═════ TEXTO EXTRAÍDO

A situação da Fazenda da Esperança é ainda mais conturbada. São
diversas denúncias de alimentação ruim, tratamento negligente e até
acusações de escravidão. Em 2014, quatro jovens de Alagoas, internados
na unidade de Poço das Trincheiras, denunciaram que estavam sendo
tratados como escravos, recebendo uma comida de péssima qualidade e que a
situação é maquiada quando um grupo vinculado à Igreja Católica fazia
visitas.
Cristiano dos Santos, Max Gonçalves, Italo Henrique e Jonata da Silva
foram entrevistados pela Rádio Milênio e as denúncias foram amplamente
repercutidas por veículos regionais. “A comida não prestava. A que
prestava quem comia era o coordenador Josafá”, disse Jonata à rádio na
época, ainda relatando que o local não possuía psicólogos e nem médicos.
Em 2015, um caso de violência marcou a Fazenda da Esperança de
Guaratinguetá. Um homem teria invadido o local e assassinado uma freira
para roubar dinheiro. O crime, no entanto, nunca foi esclarecido, e
houve uma clara tendência em afastar a possibilidade de ter sido
cometido por alguém de dentro da instituição.

══════════
═════ DADOS REGISTRADOS

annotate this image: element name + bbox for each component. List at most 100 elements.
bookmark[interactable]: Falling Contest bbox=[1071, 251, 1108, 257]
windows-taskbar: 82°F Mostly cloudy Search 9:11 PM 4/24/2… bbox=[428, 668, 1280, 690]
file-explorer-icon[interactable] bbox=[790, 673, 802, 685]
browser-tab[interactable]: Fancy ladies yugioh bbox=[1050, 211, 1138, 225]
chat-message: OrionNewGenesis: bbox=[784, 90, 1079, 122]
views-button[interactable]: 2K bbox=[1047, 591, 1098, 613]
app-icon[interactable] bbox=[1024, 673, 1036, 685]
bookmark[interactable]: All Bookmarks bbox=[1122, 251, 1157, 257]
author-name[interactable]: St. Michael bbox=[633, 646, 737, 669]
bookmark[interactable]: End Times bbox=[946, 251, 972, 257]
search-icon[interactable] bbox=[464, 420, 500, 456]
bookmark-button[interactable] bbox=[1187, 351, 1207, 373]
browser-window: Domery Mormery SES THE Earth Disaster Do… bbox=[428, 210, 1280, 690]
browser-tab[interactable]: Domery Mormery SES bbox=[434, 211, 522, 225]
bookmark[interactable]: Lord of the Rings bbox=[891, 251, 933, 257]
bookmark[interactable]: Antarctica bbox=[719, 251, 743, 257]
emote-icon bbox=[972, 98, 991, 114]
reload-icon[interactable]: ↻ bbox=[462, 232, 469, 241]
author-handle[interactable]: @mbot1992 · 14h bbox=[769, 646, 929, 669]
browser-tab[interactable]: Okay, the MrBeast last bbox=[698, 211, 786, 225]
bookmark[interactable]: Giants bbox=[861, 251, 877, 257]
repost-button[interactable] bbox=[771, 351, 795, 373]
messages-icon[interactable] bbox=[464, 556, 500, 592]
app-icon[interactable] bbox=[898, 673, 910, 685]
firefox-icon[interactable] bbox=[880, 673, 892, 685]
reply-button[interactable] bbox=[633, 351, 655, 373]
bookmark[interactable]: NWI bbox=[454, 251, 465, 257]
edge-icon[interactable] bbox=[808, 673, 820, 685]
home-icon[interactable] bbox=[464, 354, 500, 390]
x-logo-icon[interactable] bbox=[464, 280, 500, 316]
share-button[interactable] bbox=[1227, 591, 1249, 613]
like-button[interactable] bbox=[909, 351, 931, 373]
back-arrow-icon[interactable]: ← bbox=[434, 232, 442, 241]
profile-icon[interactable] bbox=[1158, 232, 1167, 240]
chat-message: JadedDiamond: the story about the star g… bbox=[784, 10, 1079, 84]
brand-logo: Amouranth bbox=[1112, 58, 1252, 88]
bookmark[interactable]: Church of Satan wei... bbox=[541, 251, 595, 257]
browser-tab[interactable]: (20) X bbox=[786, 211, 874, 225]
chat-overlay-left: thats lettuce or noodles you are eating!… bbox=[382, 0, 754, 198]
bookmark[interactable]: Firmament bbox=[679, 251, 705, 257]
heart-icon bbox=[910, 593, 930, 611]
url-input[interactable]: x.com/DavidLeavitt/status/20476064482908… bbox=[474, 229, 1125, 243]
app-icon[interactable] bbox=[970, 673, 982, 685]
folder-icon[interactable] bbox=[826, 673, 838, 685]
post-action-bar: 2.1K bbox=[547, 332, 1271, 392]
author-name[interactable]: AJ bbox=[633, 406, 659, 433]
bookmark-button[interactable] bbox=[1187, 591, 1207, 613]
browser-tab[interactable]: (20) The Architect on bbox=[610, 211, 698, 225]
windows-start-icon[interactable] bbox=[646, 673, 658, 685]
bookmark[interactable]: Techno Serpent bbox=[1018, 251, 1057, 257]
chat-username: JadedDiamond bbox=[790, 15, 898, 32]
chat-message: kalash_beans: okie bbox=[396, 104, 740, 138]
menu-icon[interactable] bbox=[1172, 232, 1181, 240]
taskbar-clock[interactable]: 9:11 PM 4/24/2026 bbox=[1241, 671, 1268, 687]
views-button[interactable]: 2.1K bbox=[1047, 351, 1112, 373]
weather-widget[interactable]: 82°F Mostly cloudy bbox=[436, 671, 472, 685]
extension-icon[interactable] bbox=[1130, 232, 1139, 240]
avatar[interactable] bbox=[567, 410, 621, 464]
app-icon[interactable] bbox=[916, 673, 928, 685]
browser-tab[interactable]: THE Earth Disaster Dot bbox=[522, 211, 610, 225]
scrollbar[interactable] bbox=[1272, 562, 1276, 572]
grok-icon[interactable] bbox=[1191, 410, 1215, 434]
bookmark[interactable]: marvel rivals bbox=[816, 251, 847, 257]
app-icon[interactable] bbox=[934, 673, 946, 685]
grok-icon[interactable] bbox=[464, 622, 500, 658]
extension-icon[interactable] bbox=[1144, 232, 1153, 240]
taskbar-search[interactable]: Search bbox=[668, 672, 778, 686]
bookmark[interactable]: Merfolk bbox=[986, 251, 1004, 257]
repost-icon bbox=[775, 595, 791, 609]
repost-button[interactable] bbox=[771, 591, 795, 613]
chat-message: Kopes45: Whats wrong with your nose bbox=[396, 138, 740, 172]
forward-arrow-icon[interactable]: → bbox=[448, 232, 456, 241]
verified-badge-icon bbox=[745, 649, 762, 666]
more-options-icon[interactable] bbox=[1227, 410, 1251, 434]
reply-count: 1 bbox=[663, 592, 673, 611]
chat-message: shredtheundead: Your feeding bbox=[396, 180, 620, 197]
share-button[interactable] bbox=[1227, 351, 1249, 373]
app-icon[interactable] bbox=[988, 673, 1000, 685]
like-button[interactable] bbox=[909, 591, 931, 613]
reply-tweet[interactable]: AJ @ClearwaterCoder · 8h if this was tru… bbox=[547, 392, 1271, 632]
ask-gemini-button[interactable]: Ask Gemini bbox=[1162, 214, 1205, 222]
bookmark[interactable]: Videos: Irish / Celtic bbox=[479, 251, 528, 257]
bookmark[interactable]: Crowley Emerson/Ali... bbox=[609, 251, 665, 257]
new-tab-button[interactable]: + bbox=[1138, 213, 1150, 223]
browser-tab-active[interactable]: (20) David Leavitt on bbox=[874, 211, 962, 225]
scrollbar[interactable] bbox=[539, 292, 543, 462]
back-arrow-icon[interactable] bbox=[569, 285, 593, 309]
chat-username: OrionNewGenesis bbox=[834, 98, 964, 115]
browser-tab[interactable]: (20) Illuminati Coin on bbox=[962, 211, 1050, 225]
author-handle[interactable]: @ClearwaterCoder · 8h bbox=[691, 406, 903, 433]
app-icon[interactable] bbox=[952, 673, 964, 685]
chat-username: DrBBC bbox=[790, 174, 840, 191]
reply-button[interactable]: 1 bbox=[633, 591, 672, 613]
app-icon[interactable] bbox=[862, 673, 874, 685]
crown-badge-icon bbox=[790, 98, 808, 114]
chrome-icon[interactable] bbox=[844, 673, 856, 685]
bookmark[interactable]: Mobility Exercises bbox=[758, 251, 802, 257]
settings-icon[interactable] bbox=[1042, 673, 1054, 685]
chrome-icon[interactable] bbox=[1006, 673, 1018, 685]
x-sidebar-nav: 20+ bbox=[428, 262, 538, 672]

══════════

● TAREFAS A REALIZAR:
A) Responda com base no texto sobre a Fazenda da Esperança:
(i) Em que ano os quatro jovens de Alagoas fizeram suas denúncias?
(ii) Qual emissora entrevistou esses jovens?
(iii) Em qual unidade da Fazenda da Esperança ocorreu o caso de violência de 2015?
B) Dê continuidade ao texto sobre a Fazenda da Esperança a partir da última frase apresentada.

● RESPOSTAS ESCRITAS:
A)
(i) Em 2014.
(ii) A Rádio Milênio.
(iii) Na unidade de Guaratinguetá.

B)
A última notícia que se tem do assunto é um alento aos conselhos de
nutrição e aos profissionais do segmento, que se posicionaram de forma
contrária à farinata nas últimas semanas. A Promotoria de Justiça de
Direitos Humanos de São Paulo instaurou em 19/10 um procedimento
administrativo afim de obter mais informações sobre o “granulado
nutricional” de João Doria e Rosana Perrotti. Além disso, a Comissão de
Saúde, Promoção Social, Trabalho e Mulher, da Câmara Municipal de São
Paulo também pediu esclarecimentos à prefeitura.
O Ministério Público da capital encaminhou cinco perguntas sobre o
“Allimento” para a Prefeitura, entre elas o do porquê o granulado
substituir os alimentos convencionais. Outro questionamento é a
composição e o valor nutricional do produto, onde o MP também solicitou
um laudo técnico para diagnosticar cientificamente o “Allimento”. O
texto é assinado pelo promotor José Carlos Mascari Bonilha.
A Plataforma Sinergia e o “combate à fome”
Uma das relações pouco exploradas pela mídia até agora é a da
Plataforma Sinergia com o Projeto de Lei 6867 de 2013, que instala a
Política Nacional de Erradicação da Fome e de Promoção da Função Social
dos Alimentos – PEFSA. A norma foi proposta pelo deputado federal
Arnaldo Jardim (PPS-SP) e, depois de alguns meses parada, voltou a
circular com mais intensidade pelas comissões da Câmara dos Deputados no
segundo semestre desse ano. A última movimentação foi no dia 14 de
setembro, cerca de um mês antes do anúncio feito pela Prefeitura do
acordo com a Sinergia.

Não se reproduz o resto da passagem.